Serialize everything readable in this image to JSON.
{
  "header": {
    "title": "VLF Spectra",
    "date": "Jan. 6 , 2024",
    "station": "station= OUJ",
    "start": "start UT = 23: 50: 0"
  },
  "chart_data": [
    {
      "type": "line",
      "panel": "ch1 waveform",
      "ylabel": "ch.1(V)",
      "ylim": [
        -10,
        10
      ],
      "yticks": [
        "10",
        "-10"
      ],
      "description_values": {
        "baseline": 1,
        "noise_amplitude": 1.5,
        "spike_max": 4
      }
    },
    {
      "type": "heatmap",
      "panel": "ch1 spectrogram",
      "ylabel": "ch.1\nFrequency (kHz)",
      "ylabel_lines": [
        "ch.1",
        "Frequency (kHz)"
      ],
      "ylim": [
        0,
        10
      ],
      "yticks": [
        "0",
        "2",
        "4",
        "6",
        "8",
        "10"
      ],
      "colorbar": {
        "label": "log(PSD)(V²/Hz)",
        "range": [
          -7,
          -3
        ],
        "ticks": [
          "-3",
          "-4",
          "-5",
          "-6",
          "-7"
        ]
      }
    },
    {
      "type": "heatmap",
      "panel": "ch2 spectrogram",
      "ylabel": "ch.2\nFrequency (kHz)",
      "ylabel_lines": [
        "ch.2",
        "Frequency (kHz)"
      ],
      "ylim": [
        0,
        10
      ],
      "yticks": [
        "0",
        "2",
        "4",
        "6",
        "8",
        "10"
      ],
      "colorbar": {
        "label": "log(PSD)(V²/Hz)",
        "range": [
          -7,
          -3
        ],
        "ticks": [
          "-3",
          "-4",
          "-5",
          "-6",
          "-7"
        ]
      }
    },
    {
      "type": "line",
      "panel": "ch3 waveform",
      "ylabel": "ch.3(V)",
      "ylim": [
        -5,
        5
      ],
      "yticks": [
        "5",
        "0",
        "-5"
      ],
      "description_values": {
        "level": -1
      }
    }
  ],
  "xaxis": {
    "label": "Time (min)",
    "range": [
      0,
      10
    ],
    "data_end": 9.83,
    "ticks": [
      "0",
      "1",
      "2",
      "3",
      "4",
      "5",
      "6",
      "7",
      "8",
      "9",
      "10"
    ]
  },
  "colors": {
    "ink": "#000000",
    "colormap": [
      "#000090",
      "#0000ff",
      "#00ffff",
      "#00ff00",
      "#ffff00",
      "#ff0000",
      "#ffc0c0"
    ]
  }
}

· · · · ·

§ **YOUR TASK**: Write out every line exactly as it stands.

§ **SOLUTION TO THIS PROBLEM**:
Serialize everything readable in this image to JSON.
{
  "header": {
    "title": "VLF Spectra",
    "date": "Jan. 6 , 2024",
    "station": "station= OUJ",
    "start": "start UT = 23: 50: 0"
  },
  "chart_data": [
    {
      "type": "line",
      "panel": "ch1 waveform",
      "ylabel": "ch.1(V)",
      "ylim": [
        -10,
        10
      ],
      "yticks": [
        "10",
        "-10"
      ],
      "description_values": {
        "baseline": 1,
        "noise_amplitude": 1.5,
        "spike_max": 4
      }
    },
    {
      "type": "heatmap",
      "panel": "ch1 spectrogram",
      "ylabel": "ch.1\nFrequency (kHz)",
      "ylabel_lines": [
        "ch.1",
        "Frequency (kHz)"
      ],
      "ylim": [
        0,
        10
      ],
      "yticks": [
        "0",
        "2",
        "4",
        "6",
        "8",
        "10"
      ],
      "colorbar": {
        "label": "log(PSD)(V²/Hz)",
        "range": [
          -7,
          -3
        ],
        "ticks": [
          "-3",
          "-4",
          "-5",
          "-6",
          "-7"
        ]
      }
    },
    {
      "type": "heatmap",
      "panel": "ch2 spectrogram",
      "ylabel": "ch.2\nFrequency (kHz)",
      "ylabel_lines": [
        "ch.2",
        "Frequency (kHz)"
      ],
      "ylim": [
        0,
        10
      ],
      "yticks": [
        "0",
        "2",
        "4",
        "6",
        "8",
        "10"
      ],
      "colorbar": {
        "label": "log(PSD)(V²/Hz)",
        "range": [
          -7,
          -3
        ],
        "ticks": [
          "-3",
          "-4",
          "-5",
          "-6",
          "-7"
        ]
      }
    },
    {
      "type": "line",
      "panel": "ch3 waveform",
      "ylabel": "ch.3(V)",
      "ylim": [
        -5,
        5
      ],
      "yticks": [
        "5",
        "0",
        "-5"
      ],
      "description_values": {
        "level": -1
      }
    }
  ],
  "xaxis": {
    "label": "Time (min)",
    "range": [
      0,
      10
    ],
    "data_end": 9.83,
    "ticks": [
      "0",
      "1",
      "2",
      "3",
      "4",
      "5",
      "6",
      "7",
      "8",
      "9",
      "10"
    ]
  },
  "colors": {
    "ink": "#000000",
    "colormap": [
      "#000090",
      "#0000ff",
      "#00ffff",
      "#00ff00",
      "#ffff00",
      "#ff0000",
      "#ffc0c0"
    ]
  }
}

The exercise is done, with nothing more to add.